How many lines in these records hold the string "uchun"? Reply with the number alone.

- - - - -

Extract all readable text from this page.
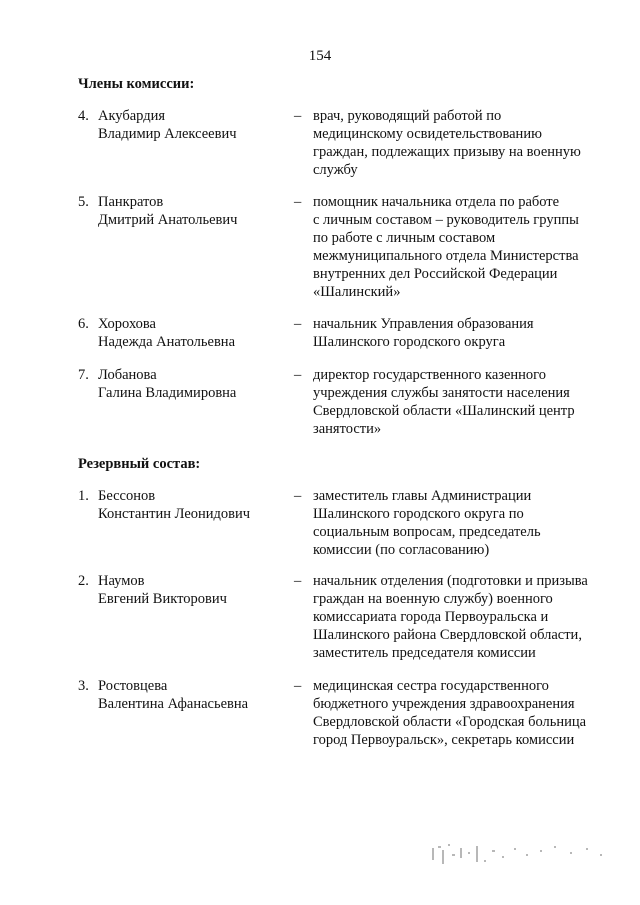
154
Члены комиссии:
4. Акубардия
Владимир Алексеевич
– врач, руководящий работой по
медицинскому освидетельствованию
граждан, подлежащих призыву на военную
службу
5. Панкратов
Дмитрий Анатольевич
– помощник начальника отдела по работе
с личным составом – руководитель группы
по работе с личным составом
межмуниципального отдела Министерства
внутренних дел Российской Федерации
«Шалинский»
6. Хорохова
Надежда Анатольевна
– начальник Управления образования
Шалинского городского округа
7. Лобанова
Галина Владимировна
– директор государственного казенного
учреждения службы занятости населения
Свердловской области «Шалинский центр
занятости»
Резервный состав:
1. Бессонов
Константин Леонидович
– заместитель главы Администрации
Шалинского городского округа по
социальным вопросам, председатель
комиссии (по согласованию)
2. Наумов
Евгений Викторович
– начальник отделения (подготовки и призыва
граждан на военную службу) военного
комиссариата города Первоуральска и
Шалинского района Свердловской области,
заместитель председателя комиссии
3. Ростовцева
Валентина Афанасьевна
– медицинская сестра государственного
бюджетного учреждения здравоохранения
Свердловской области «Городская больница
город Первоуральск», секретарь комиссии
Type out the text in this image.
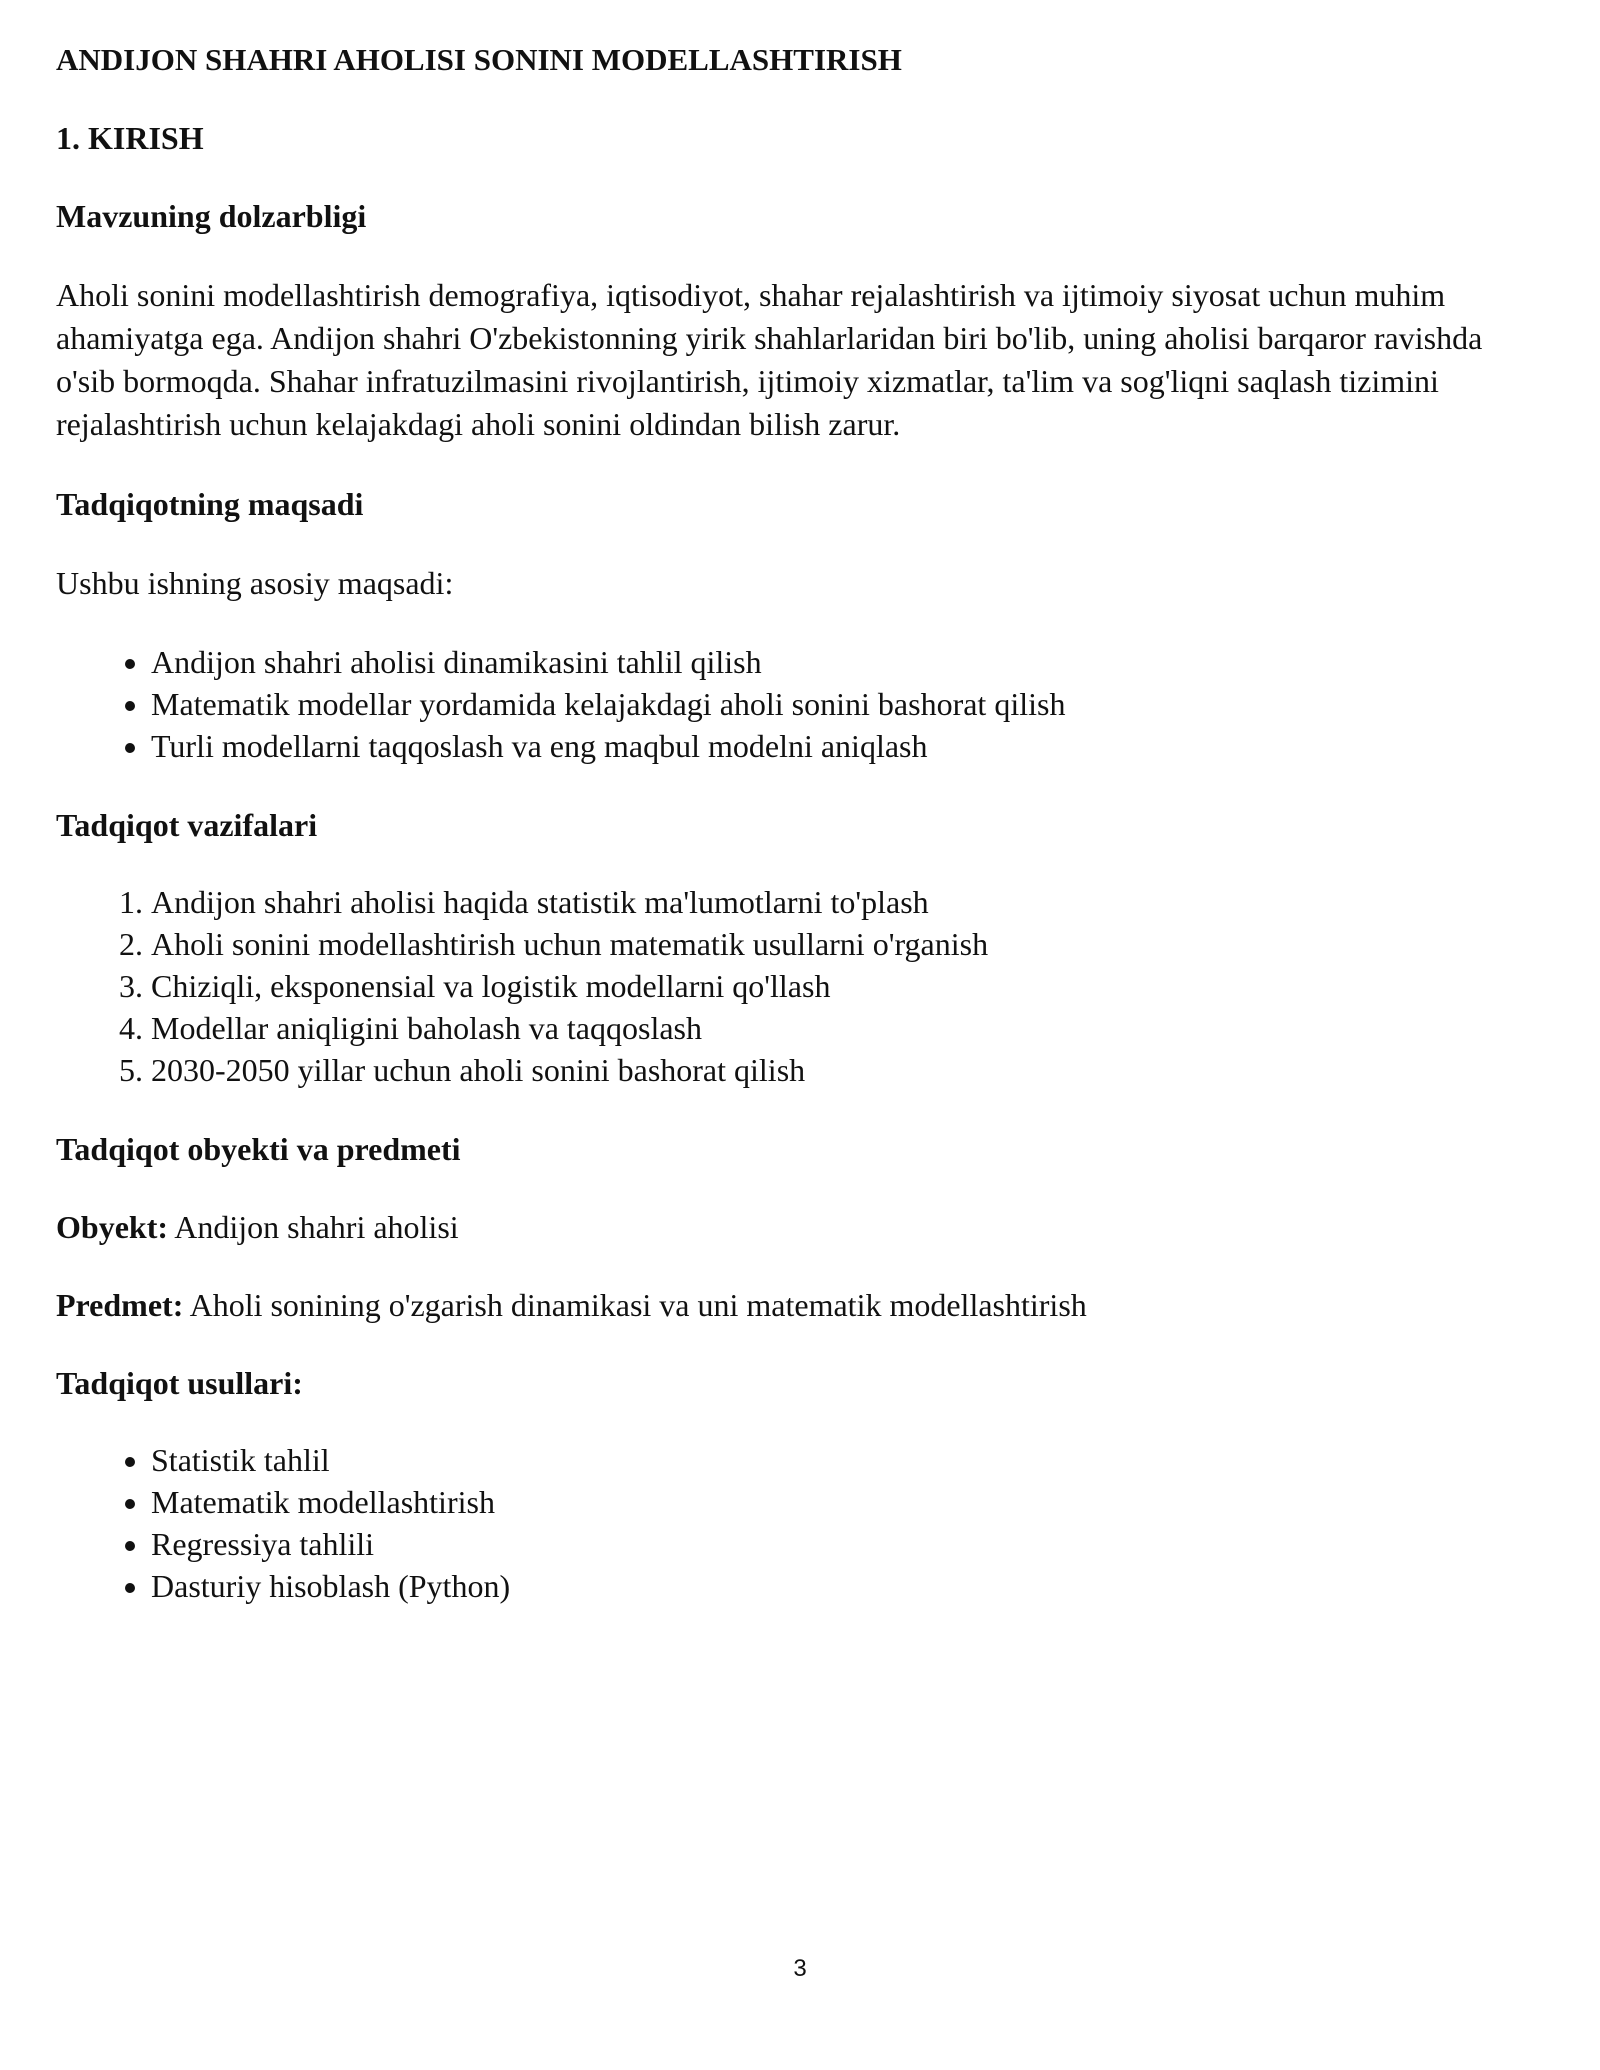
ANDIJON SHAHRI AHOLISI SONINI MODELLASHTIRISH
1. KIRISH
Mavzuning dolzarbligi

Aholi sonini modellashtirish demografiya, iqtisodiyot, shahar rejalashtirish va ijtimoiy siyosat uchun muhim ahamiyatga ega. Andijon shahri O'zbekistonning yirik shahlarlaridan biri bo'lib, uning aholisi barqaror ravishda o'sib bormoqda. Shahar infratuzilmasini rivojlantirish, ijtimoiy xizmatlar, ta'lim va sog'liqni saqlash tizimini rejalashtirish uchun kelajakdagi aholi sonini oldindan bilish zarur.

Tadqiqotning maqsadi

Ushbu ishning asosiy maqsadi:

• Andijon shahri aholisi dinamikasini tahlil qilish
• Matematik modellar yordamida kelajakdagi aholi sonini bashorat qilish
• Turli modellarni taqqoslash va eng maqbul modelni aniqlash
Tadqiqot vazifalari
1. Andijon shahri aholisi haqida statistik ma'lumotlarni to'plash
2. Aholi sonini modellashtirish uchun matematik usullarni o'rganish
3. Chiziqli, eksponensial va logistik modellarni qo'llash
4. Modellar aniqligini baholash va taqqoslash
5. 2030-2050 yillar uchun aholi sonini bashorat qilish
Tadqiqot obyekti va predmeti

Obyekt: Andijon shahri aholisi

Predmet: Aholi sonining o'zgarish dinamikasi va uni matematik modellashtirish

Tadqiqot usullari:
• Statistik tahlil
• Matematik modellashtirish
• Regressiya tahlili
• Dasturiy hisoblash (Python)
3
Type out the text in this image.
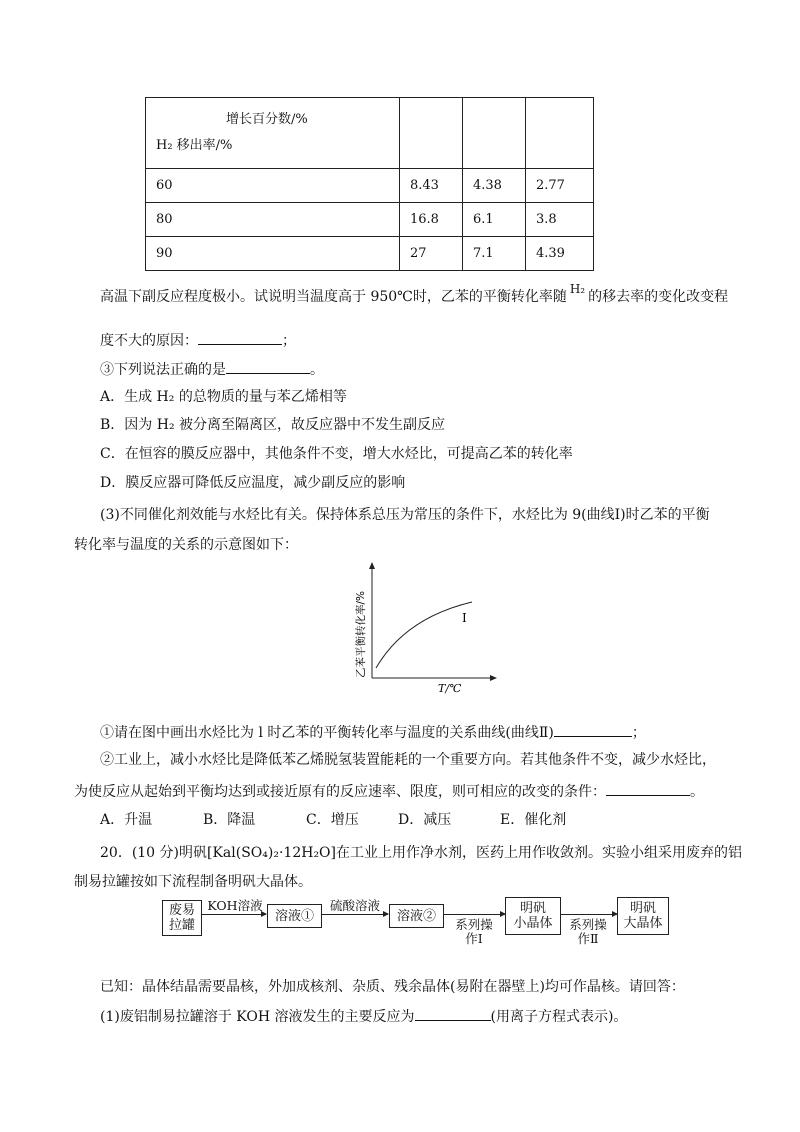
增长百分数/%
H₂ 移出率/%			

60	8.43	4.38	2.77
80	16.8	6.1	3.8
90	27	7.1	4.39
高温下副反应程度极小。试说明当温度高于 950℃时，乙苯的平衡转化率随 H₂ 的移去率的变化改变程
度不大的原因：	；
③下列说法正确的是	。
A．生成 H₂ 的总物质的量与苯乙烯相等
B．因为 H₂ 被分离至隔离区，故反应器中不发生副反应
C．在恒容的膜反应器中，其他条件不变，增大水烃比，可提高乙苯的转化率
D．膜反应器可降低反应温度，减少副反应的影响
(3)不同催化剂效能与水烃比有关。保持体系总压为常压的条件下，水烃比为 9(曲线Ⅰ)时乙苯的平衡
转化率与温度的关系的示意图如下：
I
T/℃
乙苯平衡转化率/%
①请在图中画出水烃比为 l 时乙苯的平衡转化率与温度的关系曲线(曲线Ⅱ)	；
②工业上，减小水烃比是降低苯乙烯脱氢装置能耗的一个重要方向。若其他条件不变，减少水烃比，
为使反应从起始到平衡均达到或接近原有的反应速率、限度，则可相应的改变的条件：	。
A．升温	B．降温	C．增压	D．减压	E．催化剂
20．(10 分)明矾[Kal(SO₄)₂·12H₂O]在工业上用作净水剂，医药上用作收敛剂。实验小组采用废弃的铝
制易拉罐按如下流程制备明矾大晶体。
废易
拉罐
KOH溶液
溶液①
硫酸溶液
溶液②
系列操
作Ⅰ
明矾
小晶体	系列操
作Ⅱ
明矾
大晶体
已知：晶体结晶需要晶核，外加成核剂、杂质、残余晶体(易附在器壁上)均可作晶核。请回答：
(1)废铝制易拉罐溶于 KOH 溶液发生的主要反应为	(用离子方程式表示)。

- - - - -

## Solution for this task
3